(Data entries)
★ ★ ★ ★ ★
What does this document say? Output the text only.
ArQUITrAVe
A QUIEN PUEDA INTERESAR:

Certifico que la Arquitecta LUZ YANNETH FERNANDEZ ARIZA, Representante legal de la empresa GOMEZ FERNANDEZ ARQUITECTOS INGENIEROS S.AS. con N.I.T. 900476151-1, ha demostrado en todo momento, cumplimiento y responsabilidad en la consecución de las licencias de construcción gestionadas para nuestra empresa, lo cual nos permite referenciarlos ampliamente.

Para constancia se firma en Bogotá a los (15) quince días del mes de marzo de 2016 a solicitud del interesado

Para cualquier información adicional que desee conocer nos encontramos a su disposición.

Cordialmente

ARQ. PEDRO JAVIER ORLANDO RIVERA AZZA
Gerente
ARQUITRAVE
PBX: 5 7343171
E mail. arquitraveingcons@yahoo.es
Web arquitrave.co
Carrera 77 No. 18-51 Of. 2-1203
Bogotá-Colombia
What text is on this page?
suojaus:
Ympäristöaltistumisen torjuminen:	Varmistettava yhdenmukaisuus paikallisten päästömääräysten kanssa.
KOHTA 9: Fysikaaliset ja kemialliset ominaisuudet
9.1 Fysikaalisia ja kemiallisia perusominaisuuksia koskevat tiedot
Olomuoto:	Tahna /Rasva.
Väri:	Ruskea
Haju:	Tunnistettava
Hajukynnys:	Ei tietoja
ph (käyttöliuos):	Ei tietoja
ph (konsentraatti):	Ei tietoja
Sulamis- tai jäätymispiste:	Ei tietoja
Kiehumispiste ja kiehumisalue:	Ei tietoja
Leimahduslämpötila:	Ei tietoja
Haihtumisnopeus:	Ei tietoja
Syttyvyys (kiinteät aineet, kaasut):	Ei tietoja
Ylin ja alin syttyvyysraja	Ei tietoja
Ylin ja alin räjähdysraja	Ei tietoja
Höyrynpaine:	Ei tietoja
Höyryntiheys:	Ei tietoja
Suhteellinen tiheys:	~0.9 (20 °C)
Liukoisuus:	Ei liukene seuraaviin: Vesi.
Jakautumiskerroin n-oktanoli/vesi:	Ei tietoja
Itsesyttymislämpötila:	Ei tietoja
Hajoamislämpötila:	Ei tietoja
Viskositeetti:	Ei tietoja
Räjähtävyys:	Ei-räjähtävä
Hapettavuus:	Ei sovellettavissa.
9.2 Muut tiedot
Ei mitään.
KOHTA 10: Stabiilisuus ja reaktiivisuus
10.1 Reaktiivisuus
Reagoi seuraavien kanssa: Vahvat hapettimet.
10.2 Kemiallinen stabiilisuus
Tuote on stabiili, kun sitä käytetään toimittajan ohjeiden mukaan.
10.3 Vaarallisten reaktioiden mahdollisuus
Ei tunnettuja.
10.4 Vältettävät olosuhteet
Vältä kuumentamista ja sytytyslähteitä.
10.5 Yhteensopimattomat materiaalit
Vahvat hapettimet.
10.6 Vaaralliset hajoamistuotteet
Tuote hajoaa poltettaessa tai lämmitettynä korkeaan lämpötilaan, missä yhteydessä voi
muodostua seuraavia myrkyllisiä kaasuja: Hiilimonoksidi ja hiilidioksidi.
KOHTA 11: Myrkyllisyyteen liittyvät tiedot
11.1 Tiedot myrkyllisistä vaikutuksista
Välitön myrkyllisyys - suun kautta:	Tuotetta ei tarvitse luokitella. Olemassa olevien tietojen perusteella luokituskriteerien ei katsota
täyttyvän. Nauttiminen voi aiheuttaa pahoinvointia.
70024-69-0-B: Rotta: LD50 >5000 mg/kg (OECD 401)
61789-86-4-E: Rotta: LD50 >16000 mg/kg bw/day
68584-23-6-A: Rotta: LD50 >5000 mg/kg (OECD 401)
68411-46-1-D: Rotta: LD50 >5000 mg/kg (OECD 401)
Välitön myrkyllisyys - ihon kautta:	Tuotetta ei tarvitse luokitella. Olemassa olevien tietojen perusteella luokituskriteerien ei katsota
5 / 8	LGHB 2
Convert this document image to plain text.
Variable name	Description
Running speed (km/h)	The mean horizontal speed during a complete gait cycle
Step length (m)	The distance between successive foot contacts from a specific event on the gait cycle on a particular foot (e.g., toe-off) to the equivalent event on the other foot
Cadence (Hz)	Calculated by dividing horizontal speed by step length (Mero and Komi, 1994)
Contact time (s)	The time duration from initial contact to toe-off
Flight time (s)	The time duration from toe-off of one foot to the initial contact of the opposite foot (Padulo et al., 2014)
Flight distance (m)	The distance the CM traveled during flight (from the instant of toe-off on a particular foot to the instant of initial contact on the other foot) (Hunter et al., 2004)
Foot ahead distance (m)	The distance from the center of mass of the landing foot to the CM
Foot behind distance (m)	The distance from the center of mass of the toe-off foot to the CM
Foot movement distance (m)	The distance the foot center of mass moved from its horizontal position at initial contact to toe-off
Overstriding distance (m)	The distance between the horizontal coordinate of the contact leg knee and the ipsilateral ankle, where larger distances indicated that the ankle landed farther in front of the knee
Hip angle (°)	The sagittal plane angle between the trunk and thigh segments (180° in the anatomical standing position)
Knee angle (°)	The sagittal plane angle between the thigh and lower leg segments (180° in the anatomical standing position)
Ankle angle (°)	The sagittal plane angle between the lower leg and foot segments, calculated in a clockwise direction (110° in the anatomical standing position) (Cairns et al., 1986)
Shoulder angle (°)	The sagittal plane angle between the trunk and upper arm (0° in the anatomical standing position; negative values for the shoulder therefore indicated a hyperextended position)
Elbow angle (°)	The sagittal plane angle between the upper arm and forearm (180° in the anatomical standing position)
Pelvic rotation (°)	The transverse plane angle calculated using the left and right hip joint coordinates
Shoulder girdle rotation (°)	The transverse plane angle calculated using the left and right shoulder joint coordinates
★ ★ ★ ★ ★
**TASK BRIEF**
Repeat all the records. Match each line exactly.

**TASK SOLUTION**
What does this document say? Output the text only.
ArQUITrAVe
A QUIEN PUEDA INTERESAR:

Certifico que la Arquitecta LUZ YANNETH FERNANDEZ ARIZA, Representante legal de la empresa GOMEZ FERNANDEZ ARQUITECTOS INGENIEROS S.AS. con N.I.T. 900476151-1, ha demostrado en todo momento, cumplimiento y responsabilidad en la consecución de las licencias de construcción gestionadas para nuestra empresa, lo cual nos permite referenciarlos ampliamente.

Para constancia se firma en Bogotá a los (15) quince días del mes de marzo de 2016 a solicitud del interesado

Para cualquier información adicional que desee conocer nos encontramos a su disposición.

Cordialmente

ARQ. PEDRO JAVIER ORLANDO RIVERA AZZA
Gerente
ARQUITRAVE
PBX: 5 7343171
E mail. arquitraveingcons@yahoo.es
Web arquitrave.co
Carrera 77 No. 18-51 Of. 2-1203
Bogotá-Colombia
What text is on this page?
suojaus:
Ympäristöaltistumisen torjuminen:	Varmistettava yhdenmukaisuus paikallisten päästömääräysten kanssa.
KOHTA 9: Fysikaaliset ja kemialliset ominaisuudet
9.1 Fysikaalisia ja kemiallisia perusominaisuuksia koskevat tiedot
Olomuoto:	Tahna /Rasva.
Väri:	Ruskea
Haju:	Tunnistettava
Hajukynnys:	Ei tietoja
ph (käyttöliuos):	Ei tietoja
ph (konsentraatti):	Ei tietoja
Sulamis- tai jäätymispiste:	Ei tietoja
Kiehumispiste ja kiehumisalue:	Ei tietoja
Leimahduslämpötila:	Ei tietoja
Haihtumisnopeus:	Ei tietoja
Syttyvyys (kiinteät aineet, kaasut):	Ei tietoja
Ylin ja alin syttyvyysraja	Ei tietoja
Ylin ja alin räjähdysraja	Ei tietoja
Höyrynpaine:	Ei tietoja
Höyryntiheys:	Ei tietoja
Suhteellinen tiheys:	~0.9 (20 °C)
Liukoisuus:	Ei liukene seuraaviin: Vesi.
Jakautumiskerroin n-oktanoli/vesi:	Ei tietoja
Itsesyttymislämpötila:	Ei tietoja
Hajoamislämpötila:	Ei tietoja
Viskositeetti:	Ei tietoja
Räjähtävyys:	Ei-räjähtävä
Hapettavuus:	Ei sovellettavissa.
9.2 Muut tiedot
Ei mitään.
KOHTA 10: Stabiilisuus ja reaktiivisuus
10.1 Reaktiivisuus
Reagoi seuraavien kanssa: Vahvat hapettimet.
10.2 Kemiallinen stabiilisuus
Tuote on stabiili, kun sitä käytetään toimittajan ohjeiden mukaan.
10.3 Vaarallisten reaktioiden mahdollisuus
Ei tunnettuja.
10.4 Vältettävät olosuhteet
Vältä kuumentamista ja sytytyslähteitä.
10.5 Yhteensopimattomat materiaalit
Vahvat hapettimet.
10.6 Vaaralliset hajoamistuotteet
Tuote hajoaa poltettaessa tai lämmitettynä korkeaan lämpötilaan, missä yhteydessä voi
muodostua seuraavia myrkyllisiä kaasuja: Hiilimonoksidi ja hiilidioksidi.
KOHTA 11: Myrkyllisyyteen liittyvät tiedot
11.1 Tiedot myrkyllisistä vaikutuksista
Välitön myrkyllisyys - suun kautta:	Tuotetta ei tarvitse luokitella. Olemassa olevien tietojen perusteella luokituskriteerien ei katsota
täyttyvän. Nauttiminen voi aiheuttaa pahoinvointia.
70024-69-0-B: Rotta: LD50 >5000 mg/kg (OECD 401)
61789-86-4-E: Rotta: LD50 >16000 mg/kg bw/day
68584-23-6-A: Rotta: LD50 >5000 mg/kg (OECD 401)
68411-46-1-D: Rotta: LD50 >5000 mg/kg (OECD 401)
Välitön myrkyllisyys - ihon kautta:	Tuotetta ei tarvitse luokitella. Olemassa olevien tietojen perusteella luokituskriteerien ei katsota
5 / 8	LGHB 2
Convert this document image to plain text.
Variable name	Description
Running speed (km/h)	The mean horizontal speed during a complete gait cycle
Step length (m)	The distance between successive foot contacts from a specific event on the gait cycle on a particular foot (e.g., toe-off) to the equivalent event on the other foot
Cadence (Hz)	Calculated by dividing horizontal speed by step length (Mero and Komi, 1994)
Contact time (s)	The time duration from initial contact to toe-off
Flight time (s)	The time duration from toe-off of one foot to the initial contact of the opposite foot (Padulo et al., 2014)
Flight distance (m)	The distance the CM traveled during flight (from the instant of toe-off on a particular foot to the instant of initial contact on the other foot) (Hunter et al., 2004)
Foot ahead distance (m)	The distance from the center of mass of the landing foot to the CM
Foot behind distance (m)	The distance from the center of mass of the toe-off foot to the CM
Foot movement distance (m)	The distance the foot center of mass moved from its horizontal position at initial contact to toe-off
Overstriding distance (m)	The distance between the horizontal coordinate of the contact leg knee and the ipsilateral ankle, where larger distances indicated that the ankle landed farther in front of the knee
Hip angle (°)	The sagittal plane angle between the trunk and thigh segments (180° in the anatomical standing position)
Knee angle (°)	The sagittal plane angle between the thigh and lower leg segments (180° in the anatomical standing position)
Ankle angle (°)	The sagittal plane angle between the lower leg and foot segments, calculated in a clockwise direction (110° in the anatomical standing position) (Cairns et al., 1986)
Shoulder angle (°)	The sagittal plane angle between the trunk and upper arm (0° in the anatomical standing position; negative values for the shoulder therefore indicated a hyperextended position)
Elbow angle (°)	The sagittal plane angle between the upper arm and forearm (180° in the anatomical standing position)
Pelvic rotation (°)	The transverse plane angle calculated using the left and right hip joint coordinates
Shoulder girdle rotation (°)	The transverse plane angle calculated using the left and right shoulder joint coordinates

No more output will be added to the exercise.